## What needs to be done
Rename "yerin_the_genuine" to "yerin_official" everywhere in the data below, leaving all other text untouched.

═══ Input records

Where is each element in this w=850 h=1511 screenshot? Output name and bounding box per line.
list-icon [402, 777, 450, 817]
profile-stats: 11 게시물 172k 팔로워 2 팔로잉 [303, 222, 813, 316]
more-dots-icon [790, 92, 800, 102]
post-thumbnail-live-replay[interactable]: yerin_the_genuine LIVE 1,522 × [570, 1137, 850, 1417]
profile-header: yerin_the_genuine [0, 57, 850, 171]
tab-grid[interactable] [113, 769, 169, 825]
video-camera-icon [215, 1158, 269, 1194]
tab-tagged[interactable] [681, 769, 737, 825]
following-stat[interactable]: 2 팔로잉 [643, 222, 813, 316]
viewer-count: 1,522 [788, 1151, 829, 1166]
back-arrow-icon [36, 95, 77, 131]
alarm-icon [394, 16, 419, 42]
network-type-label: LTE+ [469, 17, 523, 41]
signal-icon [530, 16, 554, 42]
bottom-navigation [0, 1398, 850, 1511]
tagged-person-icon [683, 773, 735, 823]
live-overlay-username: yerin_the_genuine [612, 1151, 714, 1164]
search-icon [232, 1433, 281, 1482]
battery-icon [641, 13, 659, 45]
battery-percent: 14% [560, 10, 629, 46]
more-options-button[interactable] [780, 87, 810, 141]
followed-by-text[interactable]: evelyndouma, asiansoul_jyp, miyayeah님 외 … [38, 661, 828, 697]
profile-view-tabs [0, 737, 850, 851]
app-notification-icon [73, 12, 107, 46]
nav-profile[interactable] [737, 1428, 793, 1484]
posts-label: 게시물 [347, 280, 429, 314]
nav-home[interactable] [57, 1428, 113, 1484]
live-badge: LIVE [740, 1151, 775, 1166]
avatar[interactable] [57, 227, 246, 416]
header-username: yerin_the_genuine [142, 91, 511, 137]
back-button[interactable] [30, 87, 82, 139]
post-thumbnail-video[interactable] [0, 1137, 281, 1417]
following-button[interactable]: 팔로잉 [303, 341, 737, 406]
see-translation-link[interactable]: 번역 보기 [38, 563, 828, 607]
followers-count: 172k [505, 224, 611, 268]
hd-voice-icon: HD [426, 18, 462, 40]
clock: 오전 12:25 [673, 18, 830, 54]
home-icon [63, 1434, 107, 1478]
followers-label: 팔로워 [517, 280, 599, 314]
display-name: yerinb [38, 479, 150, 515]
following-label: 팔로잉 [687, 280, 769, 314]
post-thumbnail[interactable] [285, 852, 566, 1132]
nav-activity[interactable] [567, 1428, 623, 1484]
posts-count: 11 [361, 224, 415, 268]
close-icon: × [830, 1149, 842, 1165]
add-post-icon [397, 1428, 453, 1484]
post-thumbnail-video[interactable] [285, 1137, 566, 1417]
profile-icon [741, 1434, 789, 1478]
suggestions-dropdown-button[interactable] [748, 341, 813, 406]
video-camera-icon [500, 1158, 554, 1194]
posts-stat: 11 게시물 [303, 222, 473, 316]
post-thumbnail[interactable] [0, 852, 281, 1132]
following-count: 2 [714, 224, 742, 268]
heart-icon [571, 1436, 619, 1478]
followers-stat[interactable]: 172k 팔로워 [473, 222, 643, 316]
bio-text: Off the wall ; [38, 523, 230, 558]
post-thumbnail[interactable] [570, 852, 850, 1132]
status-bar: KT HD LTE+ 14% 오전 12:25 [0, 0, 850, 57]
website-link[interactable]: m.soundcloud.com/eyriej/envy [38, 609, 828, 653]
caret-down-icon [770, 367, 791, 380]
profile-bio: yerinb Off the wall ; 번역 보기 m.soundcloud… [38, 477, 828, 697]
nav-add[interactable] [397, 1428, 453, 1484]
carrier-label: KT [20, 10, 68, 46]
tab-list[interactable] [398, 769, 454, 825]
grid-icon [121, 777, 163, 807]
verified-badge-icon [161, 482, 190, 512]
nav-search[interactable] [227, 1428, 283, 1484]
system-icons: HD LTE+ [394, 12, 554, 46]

══════

## The solution
Where is each element in this w=850 h=1511 screenshot? Output name and bounding box per line.
list-icon [402, 777, 450, 817]
profile-stats: 11 게시물 172k 팔로워 2 팔로잉 [303, 222, 813, 316]
more-dots-icon [790, 92, 800, 102]
post-thumbnail-live-replay[interactable]: yerin_official LIVE 1,522 × [570, 1137, 850, 1417]
profile-header: yerin_official [0, 57, 850, 171]
tab-grid[interactable] [113, 769, 169, 825]
video-camera-icon [215, 1158, 269, 1194]
tab-tagged[interactable] [681, 769, 737, 825]
following-stat[interactable]: 2 팔로잉 [643, 222, 813, 316]
viewer-count: 1,522 [788, 1151, 829, 1166]
back-arrow-icon [36, 95, 77, 131]
alarm-icon [394, 16, 419, 42]
network-type-label: LTE+ [469, 17, 523, 41]
signal-icon [530, 16, 554, 42]
bottom-navigation [0, 1398, 850, 1511]
tagged-person-icon [683, 773, 735, 823]
live-overlay-username: yerin_official [612, 1151, 714, 1164]
search-icon [232, 1433, 281, 1482]
battery-icon [641, 13, 659, 45]
battery-percent: 14% [560, 10, 629, 46]
more-options-button[interactable] [780, 87, 810, 141]
followed-by-text[interactable]: evelyndouma, asiansoul_jyp, miyayeah님 외 … [38, 661, 828, 697]
profile-view-tabs [0, 737, 850, 851]
app-notification-icon [73, 12, 107, 46]
nav-profile[interactable] [737, 1428, 793, 1484]
posts-label: 게시물 [347, 280, 429, 314]
nav-home[interactable] [57, 1428, 113, 1484]
live-badge: LIVE [740, 1151, 775, 1166]
avatar[interactable] [57, 227, 246, 416]
header-username: yerin_official [142, 91, 511, 137]
back-button[interactable] [30, 87, 82, 139]
post-thumbnail-video[interactable] [0, 1137, 281, 1417]
following-button[interactable]: 팔로잉 [303, 341, 737, 406]
see-translation-link[interactable]: 번역 보기 [38, 563, 828, 607]
followers-count: 172k [505, 224, 611, 268]
hd-voice-icon: HD [426, 18, 462, 40]
clock: 오전 12:25 [673, 18, 830, 54]
home-icon [63, 1434, 107, 1478]
followers-label: 팔로워 [517, 280, 599, 314]
display-name: yerinb [38, 479, 150, 515]
following-label: 팔로잉 [687, 280, 769, 314]
post-thumbnail[interactable] [285, 852, 566, 1132]
nav-activity[interactable] [567, 1428, 623, 1484]
posts-count: 11 [361, 224, 415, 268]
close-icon: × [830, 1149, 842, 1165]
add-post-icon [397, 1428, 453, 1484]
post-thumbnail-video[interactable] [285, 1137, 566, 1417]
profile-icon [741, 1434, 789, 1478]
suggestions-dropdown-button[interactable] [748, 341, 813, 406]
video-camera-icon [500, 1158, 554, 1194]
posts-stat: 11 게시물 [303, 222, 473, 316]
post-thumbnail[interactable] [0, 852, 281, 1132]
following-count: 2 [714, 224, 742, 268]
heart-icon [571, 1436, 619, 1478]
followers-stat[interactable]: 172k 팔로워 [473, 222, 643, 316]
bio-text: Off the wall ; [38, 523, 230, 558]
post-thumbnail[interactable] [570, 852, 850, 1132]
status-bar: KT HD LTE+ 14% 오전 12:25 [0, 0, 850, 57]
website-link[interactable]: m.soundcloud.com/eyriej/envy [38, 609, 828, 653]
caret-down-icon [770, 367, 791, 380]
profile-bio: yerinb Off the wall ; 번역 보기 m.soundcloud… [38, 477, 828, 697]
nav-add[interactable] [397, 1428, 453, 1484]
carrier-label: KT [20, 10, 68, 46]
tab-list[interactable] [398, 769, 454, 825]
grid-icon [121, 777, 163, 807]
verified-badge-icon [161, 482, 190, 512]
nav-search[interactable] [227, 1428, 283, 1484]
system-icons: HD LTE+ [394, 12, 554, 46]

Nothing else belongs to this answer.